- _GIVEN TASK_
The records below are made of lines; count those holding the word "With" and give the number only.

- _RECORD LIST_

....

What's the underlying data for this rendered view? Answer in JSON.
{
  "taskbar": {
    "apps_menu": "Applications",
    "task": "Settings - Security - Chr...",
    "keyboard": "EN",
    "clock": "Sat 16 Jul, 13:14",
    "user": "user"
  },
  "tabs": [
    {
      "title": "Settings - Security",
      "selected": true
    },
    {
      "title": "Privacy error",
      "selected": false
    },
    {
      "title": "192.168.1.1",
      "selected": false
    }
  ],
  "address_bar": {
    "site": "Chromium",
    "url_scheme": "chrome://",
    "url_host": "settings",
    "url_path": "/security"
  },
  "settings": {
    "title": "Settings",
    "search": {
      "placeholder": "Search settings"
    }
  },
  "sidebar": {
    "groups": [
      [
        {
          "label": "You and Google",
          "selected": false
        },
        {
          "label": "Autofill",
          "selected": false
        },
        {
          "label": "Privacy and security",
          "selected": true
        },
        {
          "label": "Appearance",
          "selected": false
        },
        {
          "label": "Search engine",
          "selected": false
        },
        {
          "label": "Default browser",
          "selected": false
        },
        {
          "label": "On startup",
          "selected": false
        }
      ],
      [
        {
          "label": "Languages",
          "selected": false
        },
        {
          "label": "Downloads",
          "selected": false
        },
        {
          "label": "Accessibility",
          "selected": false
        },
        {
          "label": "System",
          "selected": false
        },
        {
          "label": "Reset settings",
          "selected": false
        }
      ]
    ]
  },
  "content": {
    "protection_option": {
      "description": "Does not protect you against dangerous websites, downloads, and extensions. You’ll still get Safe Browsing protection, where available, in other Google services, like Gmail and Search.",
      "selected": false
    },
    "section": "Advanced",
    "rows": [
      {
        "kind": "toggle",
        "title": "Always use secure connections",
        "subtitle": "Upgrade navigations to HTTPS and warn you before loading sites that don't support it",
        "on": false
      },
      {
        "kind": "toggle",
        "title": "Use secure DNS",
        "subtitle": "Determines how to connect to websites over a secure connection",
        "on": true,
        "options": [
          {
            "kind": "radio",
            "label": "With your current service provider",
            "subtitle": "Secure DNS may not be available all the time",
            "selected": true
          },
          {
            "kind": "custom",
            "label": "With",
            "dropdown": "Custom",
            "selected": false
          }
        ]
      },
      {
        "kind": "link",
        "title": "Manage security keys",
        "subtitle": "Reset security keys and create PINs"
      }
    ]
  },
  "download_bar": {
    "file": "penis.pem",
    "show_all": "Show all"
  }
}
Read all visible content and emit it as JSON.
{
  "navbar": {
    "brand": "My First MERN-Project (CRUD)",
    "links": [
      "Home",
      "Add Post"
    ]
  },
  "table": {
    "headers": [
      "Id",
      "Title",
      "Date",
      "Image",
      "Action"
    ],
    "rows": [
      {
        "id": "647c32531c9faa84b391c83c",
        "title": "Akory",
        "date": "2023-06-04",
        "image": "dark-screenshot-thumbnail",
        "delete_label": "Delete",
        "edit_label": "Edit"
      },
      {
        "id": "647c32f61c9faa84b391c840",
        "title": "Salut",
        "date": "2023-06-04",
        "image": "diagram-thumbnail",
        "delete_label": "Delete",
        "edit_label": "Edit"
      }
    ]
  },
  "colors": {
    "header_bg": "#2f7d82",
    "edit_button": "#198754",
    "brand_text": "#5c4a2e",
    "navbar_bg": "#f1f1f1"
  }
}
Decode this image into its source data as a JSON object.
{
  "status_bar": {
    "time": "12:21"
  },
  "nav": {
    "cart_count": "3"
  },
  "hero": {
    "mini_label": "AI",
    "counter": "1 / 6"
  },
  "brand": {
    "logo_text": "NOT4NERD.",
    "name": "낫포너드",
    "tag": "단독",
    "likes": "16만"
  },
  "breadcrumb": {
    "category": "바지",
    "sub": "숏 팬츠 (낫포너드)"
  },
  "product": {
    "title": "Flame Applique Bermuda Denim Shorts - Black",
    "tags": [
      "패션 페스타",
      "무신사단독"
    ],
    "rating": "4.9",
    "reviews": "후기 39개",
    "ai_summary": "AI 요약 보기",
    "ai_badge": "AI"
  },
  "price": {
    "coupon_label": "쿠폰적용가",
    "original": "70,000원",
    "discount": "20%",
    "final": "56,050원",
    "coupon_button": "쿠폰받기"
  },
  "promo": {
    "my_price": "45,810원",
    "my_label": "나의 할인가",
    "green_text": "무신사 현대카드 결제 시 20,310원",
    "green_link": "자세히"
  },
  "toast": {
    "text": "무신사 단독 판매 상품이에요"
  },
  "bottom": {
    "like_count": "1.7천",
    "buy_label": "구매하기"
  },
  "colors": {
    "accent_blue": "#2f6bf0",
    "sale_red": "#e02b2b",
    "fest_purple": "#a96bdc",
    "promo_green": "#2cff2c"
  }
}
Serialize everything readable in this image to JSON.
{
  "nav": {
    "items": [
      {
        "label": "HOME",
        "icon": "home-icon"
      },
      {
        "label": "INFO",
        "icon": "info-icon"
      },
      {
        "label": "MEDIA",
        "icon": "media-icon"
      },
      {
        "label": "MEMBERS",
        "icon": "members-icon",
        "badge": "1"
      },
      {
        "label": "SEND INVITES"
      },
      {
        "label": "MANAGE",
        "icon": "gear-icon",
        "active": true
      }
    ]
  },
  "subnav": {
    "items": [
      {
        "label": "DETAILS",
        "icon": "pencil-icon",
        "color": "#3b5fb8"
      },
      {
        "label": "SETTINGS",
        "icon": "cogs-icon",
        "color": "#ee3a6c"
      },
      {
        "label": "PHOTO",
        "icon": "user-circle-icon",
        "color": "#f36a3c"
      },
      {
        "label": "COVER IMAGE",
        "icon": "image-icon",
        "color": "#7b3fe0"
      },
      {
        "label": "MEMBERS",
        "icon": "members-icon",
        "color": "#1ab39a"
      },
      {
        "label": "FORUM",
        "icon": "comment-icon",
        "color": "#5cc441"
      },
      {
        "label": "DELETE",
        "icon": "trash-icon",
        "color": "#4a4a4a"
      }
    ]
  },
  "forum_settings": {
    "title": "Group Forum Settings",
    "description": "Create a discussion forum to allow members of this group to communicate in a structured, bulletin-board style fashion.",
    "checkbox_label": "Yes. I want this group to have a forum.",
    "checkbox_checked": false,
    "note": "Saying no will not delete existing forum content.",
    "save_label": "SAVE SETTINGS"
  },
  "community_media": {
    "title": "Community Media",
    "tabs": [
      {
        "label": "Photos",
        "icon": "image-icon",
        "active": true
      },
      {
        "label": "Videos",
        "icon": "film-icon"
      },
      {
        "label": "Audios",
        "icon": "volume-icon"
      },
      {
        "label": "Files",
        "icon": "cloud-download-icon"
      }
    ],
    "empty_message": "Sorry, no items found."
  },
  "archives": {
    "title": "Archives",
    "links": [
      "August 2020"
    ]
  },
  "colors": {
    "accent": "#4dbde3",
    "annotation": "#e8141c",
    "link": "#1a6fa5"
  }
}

....

- _FULL ANSWER_
2